YOUR GOAL: Output all the data exactly. Pictures do not belong in the copy.

SUPPLIED MATERIAL:

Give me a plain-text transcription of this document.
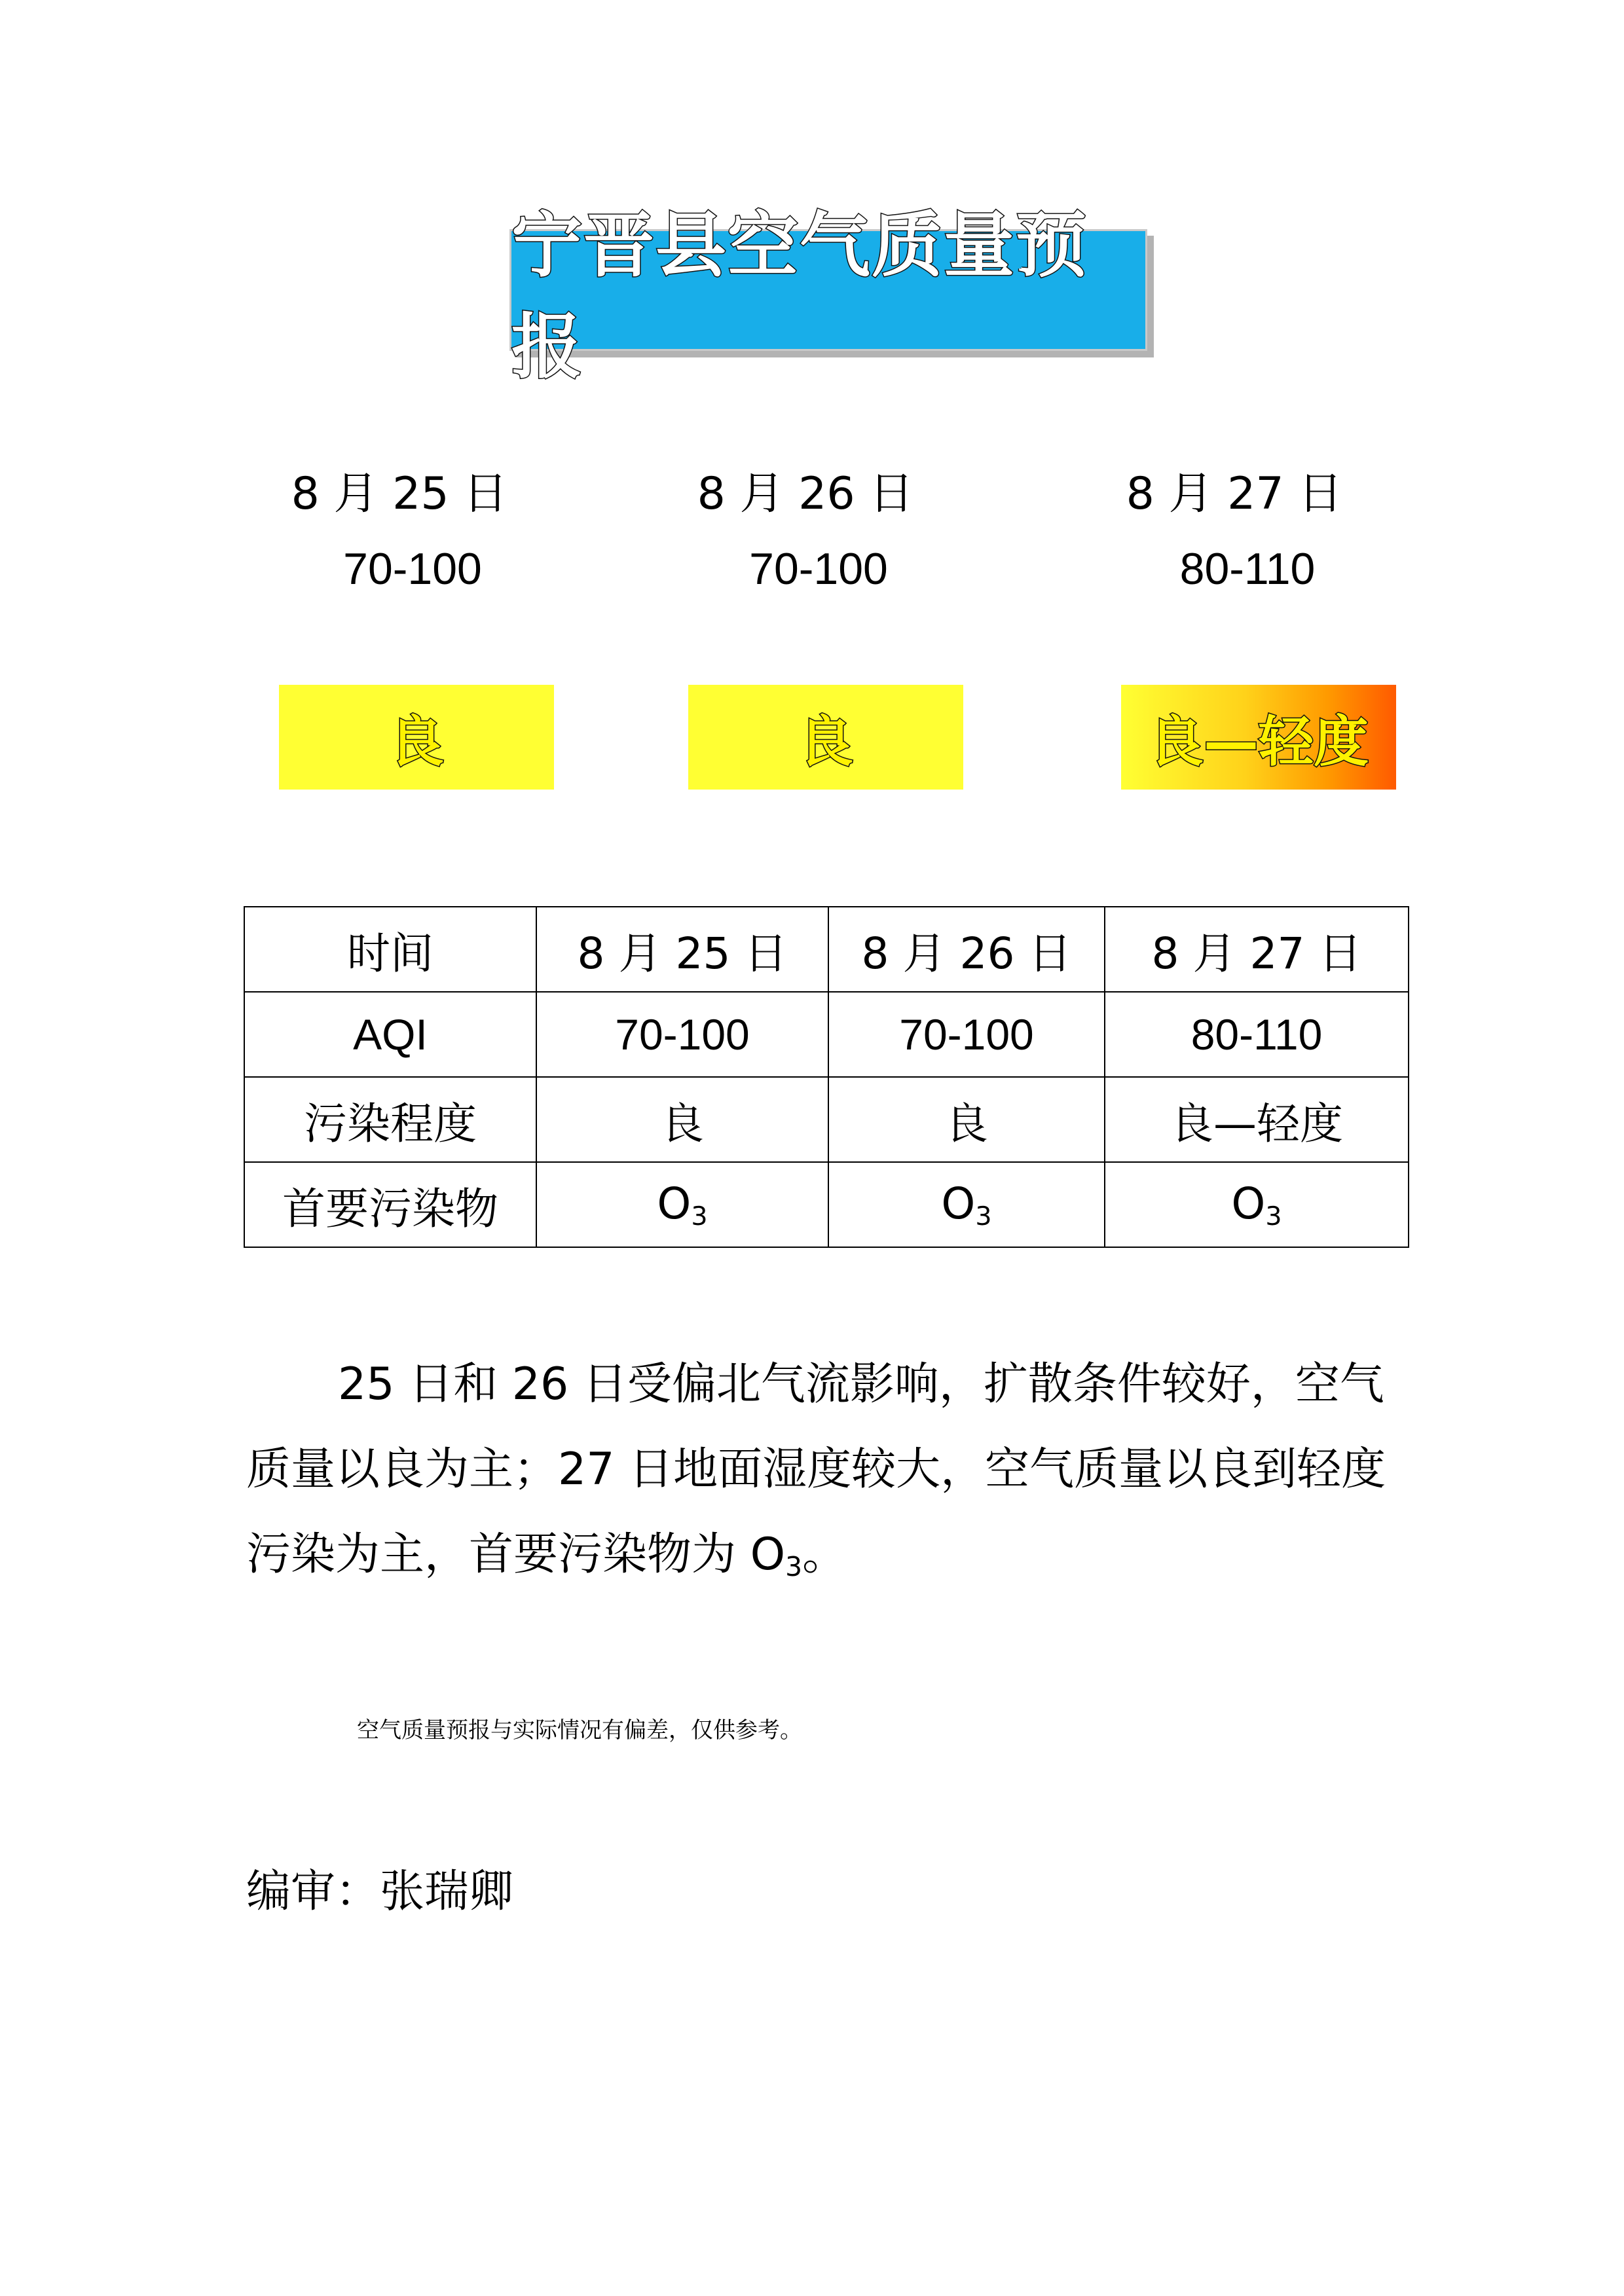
宁晋县空气质量预报
8 月 25 日	8 月 26 日	8 月 27 日
70-100	70-100	80-110
良	良	良—轻度
时间	8 月 25 日	8 月 26 日	8 月 27 日
AQI	70-100	70-100	80-110
污染程度	良	良	良—轻度
首要污染物	$O_3$	$O_3$	$O_3$

25 日和 26 日受偏北气流影响，扩散条件较好，空气质量以良为主；27 日地面湿度较大，空气质量以良到轻度污染为主，首要污染物为 $O_3$。

空气质量预报与实际情况有偏差，仅供参考。
编审：张瑞卿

EXERCISE OUTPUT:
Give me a plain-text transcription of this document.
宁晋县空气质量预报
8 月 25 日	8 月 26 日	8 月 27 日
70-100	70-100	80-110
良	良	良—轻度
时间	8 月 25 日	8 月 26 日	8 月 27 日
AQI	70-100	70-100	80-110
污染程度	良	良	良—轻度
首要污染物	$O_3$	$O_3$	$O_3$

25 日和 26 日受偏北气流影响，扩散条件较好，空气质量以良为主；27 日地面湿度较大，空气质量以良到轻度污染为主，首要污染物为 $O_3$。

空气质量预报与实际情况有偏差，仅供参考。
编审：张瑞卿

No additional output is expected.